BEGIN Provided data

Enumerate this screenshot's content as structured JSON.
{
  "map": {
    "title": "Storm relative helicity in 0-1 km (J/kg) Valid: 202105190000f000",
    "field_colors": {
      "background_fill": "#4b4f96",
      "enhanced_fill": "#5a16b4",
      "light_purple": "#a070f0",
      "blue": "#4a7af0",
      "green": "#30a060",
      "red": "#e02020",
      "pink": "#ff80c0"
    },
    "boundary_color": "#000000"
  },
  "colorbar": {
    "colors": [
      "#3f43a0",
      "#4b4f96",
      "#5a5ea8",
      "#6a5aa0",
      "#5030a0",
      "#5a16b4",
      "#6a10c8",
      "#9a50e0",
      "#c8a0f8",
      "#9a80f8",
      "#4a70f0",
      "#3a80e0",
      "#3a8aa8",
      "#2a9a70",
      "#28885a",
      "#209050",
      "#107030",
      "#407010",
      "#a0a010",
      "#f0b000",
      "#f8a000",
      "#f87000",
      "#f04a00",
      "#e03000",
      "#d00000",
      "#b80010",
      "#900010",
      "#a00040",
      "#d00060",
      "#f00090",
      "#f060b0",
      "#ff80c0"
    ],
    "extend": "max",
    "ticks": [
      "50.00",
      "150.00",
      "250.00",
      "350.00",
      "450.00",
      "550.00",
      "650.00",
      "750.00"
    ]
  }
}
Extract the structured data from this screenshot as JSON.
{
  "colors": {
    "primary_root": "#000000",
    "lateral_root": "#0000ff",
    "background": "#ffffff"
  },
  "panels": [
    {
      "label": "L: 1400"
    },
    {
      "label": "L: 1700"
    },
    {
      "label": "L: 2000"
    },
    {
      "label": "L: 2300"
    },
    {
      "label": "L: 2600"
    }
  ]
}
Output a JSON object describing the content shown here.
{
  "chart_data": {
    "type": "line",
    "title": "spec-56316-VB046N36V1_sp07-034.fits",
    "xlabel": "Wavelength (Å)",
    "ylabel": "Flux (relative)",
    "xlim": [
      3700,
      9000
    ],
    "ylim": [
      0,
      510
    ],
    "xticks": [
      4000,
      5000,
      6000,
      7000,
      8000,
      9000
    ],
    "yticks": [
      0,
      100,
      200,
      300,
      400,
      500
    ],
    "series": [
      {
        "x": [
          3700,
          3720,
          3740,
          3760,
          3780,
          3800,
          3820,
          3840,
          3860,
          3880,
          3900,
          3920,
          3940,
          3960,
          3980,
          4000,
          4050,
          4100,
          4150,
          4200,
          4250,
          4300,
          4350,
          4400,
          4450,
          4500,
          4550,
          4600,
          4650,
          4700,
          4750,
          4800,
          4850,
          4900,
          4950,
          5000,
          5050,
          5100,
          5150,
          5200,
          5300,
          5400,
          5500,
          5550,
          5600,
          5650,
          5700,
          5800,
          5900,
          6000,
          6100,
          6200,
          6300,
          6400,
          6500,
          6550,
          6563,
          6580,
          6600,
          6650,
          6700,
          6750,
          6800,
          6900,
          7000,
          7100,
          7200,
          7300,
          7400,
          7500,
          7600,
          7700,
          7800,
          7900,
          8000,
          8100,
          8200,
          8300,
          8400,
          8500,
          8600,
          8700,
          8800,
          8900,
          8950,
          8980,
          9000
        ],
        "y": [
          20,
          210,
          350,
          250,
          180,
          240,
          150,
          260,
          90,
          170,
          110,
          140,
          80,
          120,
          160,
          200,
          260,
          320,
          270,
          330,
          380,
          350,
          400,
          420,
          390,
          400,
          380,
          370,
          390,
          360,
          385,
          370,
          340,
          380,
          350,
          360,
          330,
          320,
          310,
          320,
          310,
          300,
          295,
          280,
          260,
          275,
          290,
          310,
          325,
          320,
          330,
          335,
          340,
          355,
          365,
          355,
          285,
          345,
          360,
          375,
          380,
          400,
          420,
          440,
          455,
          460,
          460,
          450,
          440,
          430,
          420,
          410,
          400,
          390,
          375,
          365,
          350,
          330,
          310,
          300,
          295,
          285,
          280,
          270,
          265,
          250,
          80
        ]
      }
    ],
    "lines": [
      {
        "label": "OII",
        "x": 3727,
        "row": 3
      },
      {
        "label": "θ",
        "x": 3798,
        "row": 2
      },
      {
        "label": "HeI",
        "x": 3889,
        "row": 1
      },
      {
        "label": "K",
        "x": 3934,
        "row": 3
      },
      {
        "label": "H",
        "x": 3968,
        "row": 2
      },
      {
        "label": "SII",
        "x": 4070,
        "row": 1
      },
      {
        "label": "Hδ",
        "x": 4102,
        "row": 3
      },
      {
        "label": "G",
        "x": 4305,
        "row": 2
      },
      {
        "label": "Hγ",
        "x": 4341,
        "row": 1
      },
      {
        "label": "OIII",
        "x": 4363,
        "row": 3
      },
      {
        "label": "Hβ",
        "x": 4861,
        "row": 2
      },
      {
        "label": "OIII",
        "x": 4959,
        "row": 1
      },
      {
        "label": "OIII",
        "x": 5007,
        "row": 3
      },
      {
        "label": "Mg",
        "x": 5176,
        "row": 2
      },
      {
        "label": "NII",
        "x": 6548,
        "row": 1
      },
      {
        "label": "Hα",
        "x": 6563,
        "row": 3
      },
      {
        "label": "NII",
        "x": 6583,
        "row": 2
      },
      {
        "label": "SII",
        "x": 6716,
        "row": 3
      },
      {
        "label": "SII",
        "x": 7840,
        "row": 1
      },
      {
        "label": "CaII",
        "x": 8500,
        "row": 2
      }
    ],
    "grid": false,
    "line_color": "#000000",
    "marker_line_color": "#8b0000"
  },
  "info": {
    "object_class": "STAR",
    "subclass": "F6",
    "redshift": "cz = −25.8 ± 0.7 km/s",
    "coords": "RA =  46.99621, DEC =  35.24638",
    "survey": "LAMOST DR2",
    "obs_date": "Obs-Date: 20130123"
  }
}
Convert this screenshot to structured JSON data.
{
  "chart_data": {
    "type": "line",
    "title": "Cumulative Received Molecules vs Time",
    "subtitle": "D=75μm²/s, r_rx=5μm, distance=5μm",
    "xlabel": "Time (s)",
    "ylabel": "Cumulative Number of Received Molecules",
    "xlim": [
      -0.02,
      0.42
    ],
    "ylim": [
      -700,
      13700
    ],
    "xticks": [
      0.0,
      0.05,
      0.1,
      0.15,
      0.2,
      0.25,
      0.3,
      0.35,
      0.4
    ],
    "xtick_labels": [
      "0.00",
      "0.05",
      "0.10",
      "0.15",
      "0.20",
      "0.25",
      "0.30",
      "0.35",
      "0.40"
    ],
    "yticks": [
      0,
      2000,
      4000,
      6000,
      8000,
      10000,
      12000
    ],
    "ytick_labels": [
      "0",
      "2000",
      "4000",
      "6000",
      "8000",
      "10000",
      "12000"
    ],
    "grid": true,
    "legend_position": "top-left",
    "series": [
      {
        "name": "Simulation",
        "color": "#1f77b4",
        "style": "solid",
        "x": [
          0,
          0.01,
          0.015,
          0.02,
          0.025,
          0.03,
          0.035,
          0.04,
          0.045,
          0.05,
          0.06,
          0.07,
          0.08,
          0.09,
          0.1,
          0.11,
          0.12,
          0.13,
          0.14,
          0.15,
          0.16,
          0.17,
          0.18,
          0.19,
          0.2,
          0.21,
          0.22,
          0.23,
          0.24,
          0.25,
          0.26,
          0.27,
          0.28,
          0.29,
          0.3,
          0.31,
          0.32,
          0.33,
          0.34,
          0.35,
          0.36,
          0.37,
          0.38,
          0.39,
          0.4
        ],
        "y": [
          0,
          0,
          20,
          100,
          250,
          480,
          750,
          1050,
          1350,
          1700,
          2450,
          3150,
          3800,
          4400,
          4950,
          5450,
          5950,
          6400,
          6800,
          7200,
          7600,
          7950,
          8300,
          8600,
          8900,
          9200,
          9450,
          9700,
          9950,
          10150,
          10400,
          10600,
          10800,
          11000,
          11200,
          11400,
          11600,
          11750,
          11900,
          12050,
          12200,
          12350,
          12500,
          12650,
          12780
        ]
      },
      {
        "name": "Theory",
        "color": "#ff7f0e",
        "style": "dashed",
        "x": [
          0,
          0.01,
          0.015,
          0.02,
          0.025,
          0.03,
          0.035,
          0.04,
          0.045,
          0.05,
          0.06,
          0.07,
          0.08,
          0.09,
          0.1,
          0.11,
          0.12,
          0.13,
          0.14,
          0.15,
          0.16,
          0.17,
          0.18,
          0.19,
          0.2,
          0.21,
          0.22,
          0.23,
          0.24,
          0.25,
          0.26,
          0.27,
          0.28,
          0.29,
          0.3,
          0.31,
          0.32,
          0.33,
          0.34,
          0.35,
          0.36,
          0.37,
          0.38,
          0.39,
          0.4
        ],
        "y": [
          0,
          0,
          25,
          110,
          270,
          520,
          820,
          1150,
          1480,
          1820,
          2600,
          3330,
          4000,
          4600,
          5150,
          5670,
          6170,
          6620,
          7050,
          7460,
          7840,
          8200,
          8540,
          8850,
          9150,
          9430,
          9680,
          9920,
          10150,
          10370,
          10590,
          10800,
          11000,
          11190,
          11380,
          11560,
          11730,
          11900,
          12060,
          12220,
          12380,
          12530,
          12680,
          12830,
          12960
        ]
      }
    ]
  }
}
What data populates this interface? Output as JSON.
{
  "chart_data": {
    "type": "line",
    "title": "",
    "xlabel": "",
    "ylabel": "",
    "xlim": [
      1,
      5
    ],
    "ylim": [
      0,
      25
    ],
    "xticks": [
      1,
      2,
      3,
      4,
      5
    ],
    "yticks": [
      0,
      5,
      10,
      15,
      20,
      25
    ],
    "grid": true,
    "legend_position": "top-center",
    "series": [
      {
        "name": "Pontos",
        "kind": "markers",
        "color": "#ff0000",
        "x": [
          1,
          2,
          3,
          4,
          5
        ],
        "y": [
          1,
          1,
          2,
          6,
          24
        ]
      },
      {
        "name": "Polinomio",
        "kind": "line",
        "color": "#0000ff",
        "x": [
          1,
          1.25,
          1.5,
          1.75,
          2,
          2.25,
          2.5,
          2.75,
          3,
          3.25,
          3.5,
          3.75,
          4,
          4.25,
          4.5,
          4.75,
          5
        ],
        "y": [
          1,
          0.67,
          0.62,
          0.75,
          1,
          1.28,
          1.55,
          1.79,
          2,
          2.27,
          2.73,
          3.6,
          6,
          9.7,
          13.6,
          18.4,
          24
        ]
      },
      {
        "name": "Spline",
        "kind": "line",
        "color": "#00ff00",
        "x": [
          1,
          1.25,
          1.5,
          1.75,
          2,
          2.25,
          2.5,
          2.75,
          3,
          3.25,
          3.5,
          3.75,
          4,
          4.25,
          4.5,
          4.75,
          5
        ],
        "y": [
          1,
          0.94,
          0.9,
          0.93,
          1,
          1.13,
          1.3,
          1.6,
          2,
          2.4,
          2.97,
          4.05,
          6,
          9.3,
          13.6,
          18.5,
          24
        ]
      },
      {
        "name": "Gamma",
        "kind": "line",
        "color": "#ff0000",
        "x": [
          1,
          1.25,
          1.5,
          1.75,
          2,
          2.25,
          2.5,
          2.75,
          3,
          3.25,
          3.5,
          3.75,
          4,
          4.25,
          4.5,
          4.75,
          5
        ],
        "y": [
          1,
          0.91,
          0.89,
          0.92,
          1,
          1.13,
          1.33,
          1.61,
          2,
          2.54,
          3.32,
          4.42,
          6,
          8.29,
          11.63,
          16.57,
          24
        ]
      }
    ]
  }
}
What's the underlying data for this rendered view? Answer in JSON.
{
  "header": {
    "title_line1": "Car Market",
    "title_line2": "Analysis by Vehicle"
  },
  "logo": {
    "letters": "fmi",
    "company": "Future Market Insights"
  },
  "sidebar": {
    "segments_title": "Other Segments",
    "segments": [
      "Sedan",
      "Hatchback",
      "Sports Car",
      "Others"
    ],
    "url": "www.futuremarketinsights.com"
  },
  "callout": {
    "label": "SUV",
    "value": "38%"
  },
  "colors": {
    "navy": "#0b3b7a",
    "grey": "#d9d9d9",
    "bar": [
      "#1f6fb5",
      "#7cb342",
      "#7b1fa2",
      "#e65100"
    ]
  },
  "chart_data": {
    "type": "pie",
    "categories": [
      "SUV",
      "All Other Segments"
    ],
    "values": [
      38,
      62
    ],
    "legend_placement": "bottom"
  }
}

END Provided data

## Prompt
Check every line of the entries above for the word "content" and report how many lines contain it, giving the number only.

## Output of the task
2